[START OF RECORDS FOR THE TASK]

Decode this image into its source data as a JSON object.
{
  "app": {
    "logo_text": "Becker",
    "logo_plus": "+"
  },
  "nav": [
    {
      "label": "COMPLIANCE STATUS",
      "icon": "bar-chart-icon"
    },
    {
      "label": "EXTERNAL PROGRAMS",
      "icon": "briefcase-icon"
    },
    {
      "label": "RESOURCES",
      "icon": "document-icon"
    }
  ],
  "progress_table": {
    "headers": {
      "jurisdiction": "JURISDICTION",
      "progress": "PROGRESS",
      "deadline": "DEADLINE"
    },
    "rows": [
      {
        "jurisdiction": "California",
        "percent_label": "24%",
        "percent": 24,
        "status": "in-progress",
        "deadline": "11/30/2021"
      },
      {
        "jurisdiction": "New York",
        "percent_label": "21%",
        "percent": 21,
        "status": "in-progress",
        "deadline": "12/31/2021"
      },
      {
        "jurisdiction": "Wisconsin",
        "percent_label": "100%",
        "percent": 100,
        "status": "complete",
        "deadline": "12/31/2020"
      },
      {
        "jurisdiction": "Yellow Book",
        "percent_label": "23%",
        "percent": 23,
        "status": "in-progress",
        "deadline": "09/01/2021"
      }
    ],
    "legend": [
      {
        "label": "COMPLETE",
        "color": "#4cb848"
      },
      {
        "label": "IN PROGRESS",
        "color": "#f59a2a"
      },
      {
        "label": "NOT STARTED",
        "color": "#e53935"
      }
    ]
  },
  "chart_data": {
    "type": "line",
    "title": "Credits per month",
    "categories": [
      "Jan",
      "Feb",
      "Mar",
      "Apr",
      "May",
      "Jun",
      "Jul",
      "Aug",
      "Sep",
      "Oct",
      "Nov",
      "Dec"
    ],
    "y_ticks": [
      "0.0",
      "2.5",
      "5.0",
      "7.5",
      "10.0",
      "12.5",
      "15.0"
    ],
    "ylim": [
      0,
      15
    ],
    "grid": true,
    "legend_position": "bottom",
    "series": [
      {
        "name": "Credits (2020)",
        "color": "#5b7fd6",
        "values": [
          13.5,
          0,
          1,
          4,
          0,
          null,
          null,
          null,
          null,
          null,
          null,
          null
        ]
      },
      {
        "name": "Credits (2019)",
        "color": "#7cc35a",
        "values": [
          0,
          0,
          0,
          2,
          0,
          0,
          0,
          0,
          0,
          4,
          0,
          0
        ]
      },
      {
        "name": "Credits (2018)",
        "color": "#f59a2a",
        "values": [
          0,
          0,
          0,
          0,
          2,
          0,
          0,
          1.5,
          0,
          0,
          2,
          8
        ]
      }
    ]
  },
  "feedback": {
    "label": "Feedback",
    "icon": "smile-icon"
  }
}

[END OF RECORDS FOR THE TASK]

Reproduce all the data word for word.

### [COMPLETE RESPONSE]
Decode this image into its source data as a JSON object.
{
  "app": {
    "logo_text": "Becker",
    "logo_plus": "+"
  },
  "nav": [
    {
      "label": "COMPLIANCE STATUS",
      "icon": "bar-chart-icon"
    },
    {
      "label": "EXTERNAL PROGRAMS",
      "icon": "briefcase-icon"
    },
    {
      "label": "RESOURCES",
      "icon": "document-icon"
    }
  ],
  "progress_table": {
    "headers": {
      "jurisdiction": "JURISDICTION",
      "progress": "PROGRESS",
      "deadline": "DEADLINE"
    },
    "rows": [
      {
        "jurisdiction": "California",
        "percent_label": "24%",
        "percent": 24,
        "status": "in-progress",
        "deadline": "11/30/2021"
      },
      {
        "jurisdiction": "New York",
        "percent_label": "21%",
        "percent": 21,
        "status": "in-progress",
        "deadline": "12/31/2021"
      },
      {
        "jurisdiction": "Wisconsin",
        "percent_label": "100%",
        "percent": 100,
        "status": "complete",
        "deadline": "12/31/2020"
      },
      {
        "jurisdiction": "Yellow Book",
        "percent_label": "23%",
        "percent": 23,
        "status": "in-progress",
        "deadline": "09/01/2021"
      }
    ],
    "legend": [
      {
        "label": "COMPLETE",
        "color": "#4cb848"
      },
      {
        "label": "IN PROGRESS",
        "color": "#f59a2a"
      },
      {
        "label": "NOT STARTED",
        "color": "#e53935"
      }
    ]
  },
  "chart_data": {
    "type": "line",
    "title": "Credits per month",
    "categories": [
      "Jan",
      "Feb",
      "Mar",
      "Apr",
      "May",
      "Jun",
      "Jul",
      "Aug",
      "Sep",
      "Oct",
      "Nov",
      "Dec"
    ],
    "y_ticks": [
      "0.0",
      "2.5",
      "5.0",
      "7.5",
      "10.0",
      "12.5",
      "15.0"
    ],
    "ylim": [
      0,
      15
    ],
    "grid": true,
    "legend_position": "bottom",
    "series": [
      {
        "name": "Credits (2020)",
        "color": "#5b7fd6",
        "values": [
          13.5,
          0,
          1,
          4,
          0,
          null,
          null,
          null,
          null,
          null,
          null,
          null
        ]
      },
      {
        "name": "Credits (2019)",
        "color": "#7cc35a",
        "values": [
          0,
          0,
          0,
          2,
          0,
          0,
          0,
          0,
          0,
          4,
          0,
          0
        ]
      },
      {
        "name": "Credits (2018)",
        "color": "#f59a2a",
        "values": [
          0,
          0,
          0,
          0,
          2,
          0,
          0,
          1.5,
          0,
          0,
          2,
          8
        ]
      }
    ]
  },
  "feedback": {
    "label": "Feedback",
    "icon": "smile-icon"
  }
}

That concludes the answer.